>> Start Records for this exercise

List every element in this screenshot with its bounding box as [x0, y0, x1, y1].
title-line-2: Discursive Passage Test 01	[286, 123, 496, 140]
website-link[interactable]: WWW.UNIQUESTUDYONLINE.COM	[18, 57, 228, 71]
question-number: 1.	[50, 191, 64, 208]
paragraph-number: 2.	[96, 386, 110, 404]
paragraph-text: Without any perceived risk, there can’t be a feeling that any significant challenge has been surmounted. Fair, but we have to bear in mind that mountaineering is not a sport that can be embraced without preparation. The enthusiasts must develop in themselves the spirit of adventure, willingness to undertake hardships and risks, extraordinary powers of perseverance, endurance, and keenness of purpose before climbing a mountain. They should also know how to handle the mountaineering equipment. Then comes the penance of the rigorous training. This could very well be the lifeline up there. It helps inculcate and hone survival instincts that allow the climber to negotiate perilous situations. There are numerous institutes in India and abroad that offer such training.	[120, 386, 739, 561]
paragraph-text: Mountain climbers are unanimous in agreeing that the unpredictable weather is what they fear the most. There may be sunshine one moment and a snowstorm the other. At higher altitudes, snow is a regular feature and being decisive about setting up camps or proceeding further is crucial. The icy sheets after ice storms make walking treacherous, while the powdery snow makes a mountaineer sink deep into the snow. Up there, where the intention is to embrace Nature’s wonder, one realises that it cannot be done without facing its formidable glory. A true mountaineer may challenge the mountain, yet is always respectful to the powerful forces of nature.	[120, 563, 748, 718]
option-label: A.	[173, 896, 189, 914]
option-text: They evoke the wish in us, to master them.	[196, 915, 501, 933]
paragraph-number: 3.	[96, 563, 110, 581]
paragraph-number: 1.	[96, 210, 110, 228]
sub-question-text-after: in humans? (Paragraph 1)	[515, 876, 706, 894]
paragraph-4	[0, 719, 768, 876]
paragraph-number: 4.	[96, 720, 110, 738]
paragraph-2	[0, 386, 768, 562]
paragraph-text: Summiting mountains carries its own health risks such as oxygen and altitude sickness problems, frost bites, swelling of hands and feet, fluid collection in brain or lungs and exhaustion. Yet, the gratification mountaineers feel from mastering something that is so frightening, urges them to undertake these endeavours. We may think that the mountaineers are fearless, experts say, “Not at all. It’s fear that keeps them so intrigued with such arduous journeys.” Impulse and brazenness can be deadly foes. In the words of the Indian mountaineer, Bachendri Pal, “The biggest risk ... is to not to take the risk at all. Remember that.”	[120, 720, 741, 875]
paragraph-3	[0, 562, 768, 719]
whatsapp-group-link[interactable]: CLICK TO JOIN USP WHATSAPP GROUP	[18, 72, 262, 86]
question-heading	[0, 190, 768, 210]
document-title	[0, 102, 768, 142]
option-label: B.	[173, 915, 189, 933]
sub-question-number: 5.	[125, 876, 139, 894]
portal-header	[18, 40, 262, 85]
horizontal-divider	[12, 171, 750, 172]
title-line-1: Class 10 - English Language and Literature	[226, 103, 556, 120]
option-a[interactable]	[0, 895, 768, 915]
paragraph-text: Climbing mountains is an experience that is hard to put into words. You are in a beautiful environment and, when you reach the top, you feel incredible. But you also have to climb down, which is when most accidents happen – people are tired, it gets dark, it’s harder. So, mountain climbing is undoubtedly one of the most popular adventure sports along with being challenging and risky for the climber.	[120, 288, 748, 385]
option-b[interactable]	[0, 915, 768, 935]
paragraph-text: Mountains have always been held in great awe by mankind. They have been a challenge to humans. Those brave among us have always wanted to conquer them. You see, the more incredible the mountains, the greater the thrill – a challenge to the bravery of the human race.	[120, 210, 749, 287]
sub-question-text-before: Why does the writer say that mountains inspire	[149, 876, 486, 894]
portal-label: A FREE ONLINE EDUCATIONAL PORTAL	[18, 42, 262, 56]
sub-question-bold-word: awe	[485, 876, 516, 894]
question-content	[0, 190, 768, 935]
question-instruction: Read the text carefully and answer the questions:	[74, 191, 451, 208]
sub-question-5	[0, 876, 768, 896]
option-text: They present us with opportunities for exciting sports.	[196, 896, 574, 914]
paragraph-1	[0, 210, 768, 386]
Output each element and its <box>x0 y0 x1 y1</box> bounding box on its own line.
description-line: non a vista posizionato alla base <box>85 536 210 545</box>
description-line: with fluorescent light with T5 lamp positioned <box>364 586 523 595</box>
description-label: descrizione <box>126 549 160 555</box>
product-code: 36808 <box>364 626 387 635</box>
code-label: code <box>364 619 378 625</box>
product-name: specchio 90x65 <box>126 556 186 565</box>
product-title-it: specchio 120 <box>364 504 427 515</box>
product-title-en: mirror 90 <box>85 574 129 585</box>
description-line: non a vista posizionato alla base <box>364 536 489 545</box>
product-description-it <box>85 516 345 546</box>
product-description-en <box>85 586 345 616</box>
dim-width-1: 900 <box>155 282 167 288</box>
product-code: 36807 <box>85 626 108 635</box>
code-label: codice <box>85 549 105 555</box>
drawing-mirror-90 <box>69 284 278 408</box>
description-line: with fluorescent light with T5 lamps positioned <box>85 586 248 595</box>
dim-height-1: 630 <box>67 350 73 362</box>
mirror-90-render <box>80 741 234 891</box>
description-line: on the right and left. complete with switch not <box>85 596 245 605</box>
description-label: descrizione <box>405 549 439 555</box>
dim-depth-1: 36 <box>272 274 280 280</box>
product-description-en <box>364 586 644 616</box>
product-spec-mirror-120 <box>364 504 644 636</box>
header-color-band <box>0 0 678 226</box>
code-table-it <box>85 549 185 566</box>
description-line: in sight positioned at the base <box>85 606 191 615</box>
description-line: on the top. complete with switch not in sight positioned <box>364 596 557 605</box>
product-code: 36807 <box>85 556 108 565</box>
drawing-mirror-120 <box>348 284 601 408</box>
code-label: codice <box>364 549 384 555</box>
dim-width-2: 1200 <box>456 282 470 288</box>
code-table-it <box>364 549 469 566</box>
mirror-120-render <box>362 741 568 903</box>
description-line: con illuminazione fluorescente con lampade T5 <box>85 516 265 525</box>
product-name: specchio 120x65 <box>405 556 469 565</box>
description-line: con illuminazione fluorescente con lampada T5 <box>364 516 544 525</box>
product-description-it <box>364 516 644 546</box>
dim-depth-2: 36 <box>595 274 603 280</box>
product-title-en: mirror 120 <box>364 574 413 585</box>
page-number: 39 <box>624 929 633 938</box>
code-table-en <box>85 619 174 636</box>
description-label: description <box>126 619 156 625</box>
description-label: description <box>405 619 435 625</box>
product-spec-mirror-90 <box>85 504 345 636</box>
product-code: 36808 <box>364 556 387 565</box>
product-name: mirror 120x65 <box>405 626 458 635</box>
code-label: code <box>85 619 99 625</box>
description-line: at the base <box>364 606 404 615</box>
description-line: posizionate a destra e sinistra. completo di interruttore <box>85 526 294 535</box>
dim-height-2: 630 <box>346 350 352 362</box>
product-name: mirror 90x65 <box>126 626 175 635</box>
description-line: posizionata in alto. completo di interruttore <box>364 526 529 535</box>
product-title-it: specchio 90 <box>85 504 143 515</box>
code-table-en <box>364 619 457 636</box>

>> End Records for this exercise

Exercise objective>
Rewrite all the items above, changing each "code-table-en" to "code-table-english" and leaving everything else as it is.

Correct output>
List every element in this screenshot with its bounding box as [x0, y0, x1, y1].
title-line-2: Discursive Passage Test 01	[286, 123, 496, 140]
website-link[interactable]: WWW.UNIQUESTUDYONLINE.COM	[18, 57, 228, 71]
question-number: 1.	[50, 191, 64, 208]
paragraph-number: 2.	[96, 386, 110, 404]
paragraph-text: Without any perceived risk, there can’t be a feeling that any significant challenge has been surmounted. Fair, but we have to bear in mind that mountaineering is not a sport that can be embraced without preparation. The enthusiasts must develop in themselves the spirit of adventure, willingness to undertake hardships and risks, extraordinary powers of perseverance, endurance, and keenness of purpose before climbing a mountain. They should also know how to handle the mountaineering equipment. Then comes the penance of the rigorous training. This could very well be the lifeline up there. It helps inculcate and hone survival instincts that allow the climber to negotiate perilous situations. There are numerous institutes in India and abroad that offer such training.	[120, 386, 739, 561]
paragraph-text: Mountain climbers are unanimous in agreeing that the unpredictable weather is what they fear the most. There may be sunshine one moment and a snowstorm the other. At higher altitudes, snow is a regular feature and being decisive about setting up camps or proceeding further is crucial. The icy sheets after ice storms make walking treacherous, while the powdery snow makes a mountaineer sink deep into the snow. Up there, where the intention is to embrace Nature’s wonder, one realises that it cannot be done without facing its formidable glory. A true mountaineer may challenge the mountain, yet is always respectful to the powerful forces of nature.	[120, 563, 748, 718]
option-label: A.	[173, 896, 189, 914]
option-text: They evoke the wish in us, to master them.	[196, 915, 501, 933]
paragraph-number: 3.	[96, 563, 110, 581]
paragraph-number: 1.	[96, 210, 110, 228]
sub-question-text-after: in humans? (Paragraph 1)	[515, 876, 706, 894]
paragraph-4	[0, 719, 768, 876]
paragraph-number: 4.	[96, 720, 110, 738]
paragraph-2	[0, 386, 768, 562]
paragraph-text: Summiting mountains carries its own health risks such as oxygen and altitude sickness problems, frost bites, swelling of hands and feet, fluid collection in brain or lungs and exhaustion. Yet, the gratification mountaineers feel from mastering something that is so frightening, urges them to undertake these endeavours. We may think that the mountaineers are fearless, experts say, “Not at all. It’s fear that keeps them so intrigued with such arduous journeys.” Impulse and brazenness can be deadly foes. In the words of the Indian mountaineer, Bachendri Pal, “The biggest risk ... is to not to take the risk at all. Remember that.”	[120, 720, 741, 875]
paragraph-3	[0, 562, 768, 719]
whatsapp-group-link[interactable]: CLICK TO JOIN USP WHATSAPP GROUP	[18, 72, 262, 86]
question-heading	[0, 190, 768, 210]
document-title	[0, 102, 768, 142]
option-label: B.	[173, 915, 189, 933]
sub-question-number: 5.	[125, 876, 139, 894]
portal-header	[18, 40, 262, 85]
horizontal-divider	[12, 171, 750, 172]
title-line-1: Class 10 - English Language and Literature	[226, 103, 556, 120]
option-a[interactable]	[0, 895, 768, 915]
paragraph-text: Climbing mountains is an experience that is hard to put into words. You are in a beautiful environment and, when you reach the top, you feel incredible. But you also have to climb down, which is when most accidents happen – people are tired, it gets dark, it’s harder. So, mountain climbing is undoubtedly one of the most popular adventure sports along with being challenging and risky for the climber.	[120, 288, 748, 385]
option-b[interactable]	[0, 915, 768, 935]
paragraph-text: Mountains have always been held in great awe by mankind. They have been a challenge to humans. Those brave among us have always wanted to conquer them. You see, the more incredible the mountains, the greater the thrill – a challenge to the bravery of the human race.	[120, 210, 749, 287]
sub-question-text-before: Why does the writer say that mountains inspire	[149, 876, 486, 894]
portal-label: A FREE ONLINE EDUCATIONAL PORTAL	[18, 42, 262, 56]
sub-question-bold-word: awe	[485, 876, 516, 894]
question-content	[0, 190, 768, 935]
question-instruction: Read the text carefully and answer the questions:	[74, 191, 451, 208]
sub-question-5	[0, 876, 768, 896]
option-text: They present us with opportunities for exciting sports.	[196, 896, 574, 914]
paragraph-1	[0, 210, 768, 386]
Output each element and its <box>x0 y0 x1 y1</box> bounding box on its own line.
description-line: non a vista posizionato alla base <box>85 536 210 545</box>
description-line: with fluorescent light with T5 lamp positioned <box>364 586 523 595</box>
description-label: descrizione <box>126 549 160 555</box>
product-code: 36808 <box>364 626 387 635</box>
code-label: code <box>364 619 378 625</box>
product-name: specchio 90x65 <box>126 556 186 565</box>
product-title-it: specchio 120 <box>364 504 427 515</box>
product-title-en: mirror 90 <box>85 574 129 585</box>
description-line: non a vista posizionato alla base <box>364 536 489 545</box>
product-description-it <box>85 516 345 546</box>
product-description-en <box>85 586 345 616</box>
dim-width-1: 900 <box>155 282 167 288</box>
product-code: 36807 <box>85 626 108 635</box>
code-label: codice <box>85 549 105 555</box>
drawing-mirror-90 <box>69 284 278 408</box>
description-line: with fluorescent light with T5 lamps positioned <box>85 586 248 595</box>
dim-height-1: 630 <box>67 350 73 362</box>
mirror-90-render <box>80 741 234 891</box>
description-line: on the right and left. complete with switch not <box>85 596 245 605</box>
description-label: descrizione <box>405 549 439 555</box>
dim-depth-1: 36 <box>272 274 280 280</box>
product-description-en <box>364 586 644 616</box>
product-spec-mirror-120 <box>364 504 644 636</box>
header-color-band <box>0 0 678 226</box>
code-table-it <box>85 549 185 566</box>
description-line: in sight positioned at the base <box>85 606 191 615</box>
description-line: on the top. complete with switch not in sight positioned <box>364 596 557 605</box>
product-code: 36807 <box>85 556 108 565</box>
drawing-mirror-120 <box>348 284 601 408</box>
code-label: codice <box>364 549 384 555</box>
dim-width-2: 1200 <box>456 282 470 288</box>
code-table-it <box>364 549 469 566</box>
mirror-120-render <box>362 741 568 903</box>
description-line: con illuminazione fluorescente con lampade T5 <box>85 516 265 525</box>
product-name: specchio 120x65 <box>405 556 469 565</box>
description-line: con illuminazione fluorescente con lampada T5 <box>364 516 544 525</box>
product-description-it <box>364 516 644 546</box>
dim-depth-2: 36 <box>595 274 603 280</box>
product-title-en: mirror 120 <box>364 574 413 585</box>
page-number: 39 <box>624 929 633 938</box>
code-table-english <box>85 619 174 636</box>
description-label: description <box>126 619 156 625</box>
description-label: description <box>405 619 435 625</box>
product-spec-mirror-90 <box>85 504 345 636</box>
product-code: 36808 <box>364 556 387 565</box>
product-name: mirror 120x65 <box>405 626 458 635</box>
code-label: code <box>85 619 99 625</box>
description-line: at the base <box>364 606 404 615</box>
description-line: posizionate a destra e sinistra. completo di interruttore <box>85 526 294 535</box>
dim-height-2: 630 <box>346 350 352 362</box>
product-name: mirror 90x65 <box>126 626 175 635</box>
description-line: posizionata in alto. completo di interruttore <box>364 526 529 535</box>
product-title-it: specchio 90 <box>85 504 143 515</box>
code-table-english <box>364 619 457 636</box>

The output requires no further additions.